▶ _Objective_:
Transcribe every entry word for word, but skip the images.

---+---

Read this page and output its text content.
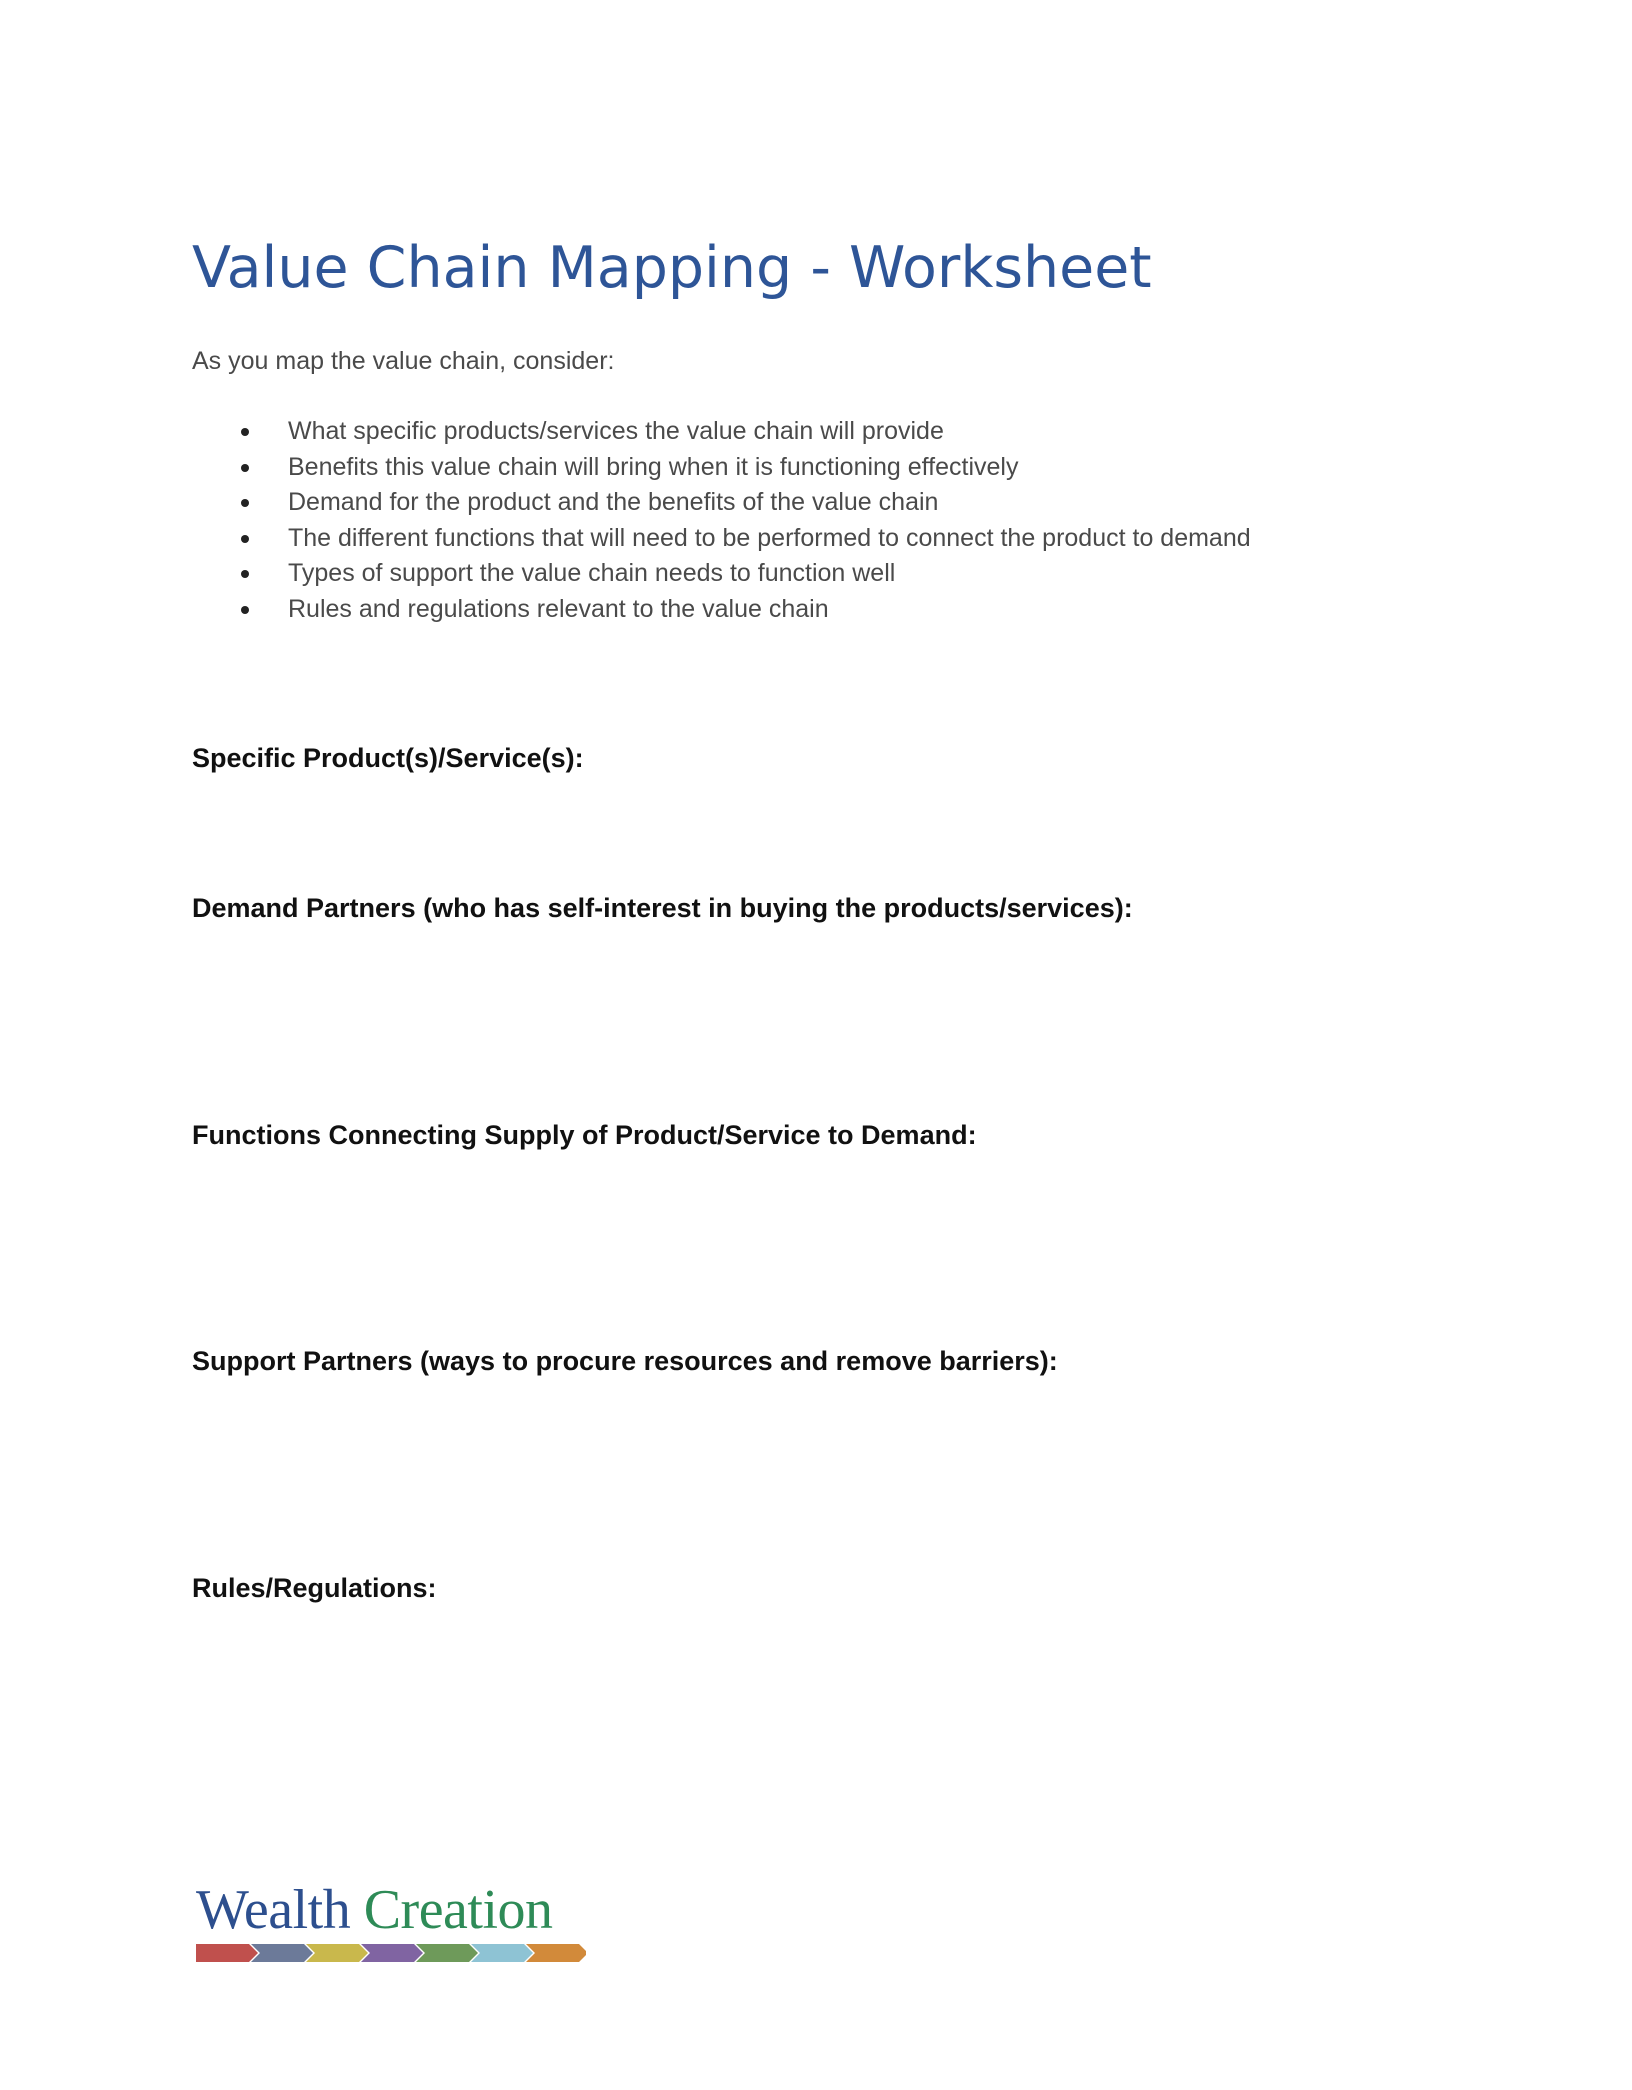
Value Chain Mapping - Worksheet

As you map the value chain, consider:

What specific products/services the value chain will provide
Benefits this value chain will bring when it is functioning effectively
Demand for the product and the benefits of the value chain
The different functions that will need to be performed to connect the product to demand
Types of support the value chain needs to function well
Rules and regulations relevant to the value chain

Specific Product(s)/Service(s):

Demand Partners (who has self-interest in buying the products/services):

Functions Connecting Supply of Product/Service to Demand:

Support Partners (ways to procure resources and remove barriers):

Rules/Regulations:

Wealth Creation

---+---

▶ _Completed task_:
Read this page and output its text content.
Value Chain Mapping - Worksheet

As you map the value chain, consider:

What specific products/services the value chain will provide
Benefits this value chain will bring when it is functioning effectively
Demand for the product and the benefits of the value chain
The different functions that will need to be performed to connect the product to demand
Types of support the value chain needs to function well
Rules and regulations relevant to the value chain

Specific Product(s)/Service(s):

Demand Partners (who has self-interest in buying the products/services):

Functions Connecting Supply of Product/Service to Demand:

Support Partners (ways to procure resources and remove barriers):

Rules/Regulations:

Wealth Creation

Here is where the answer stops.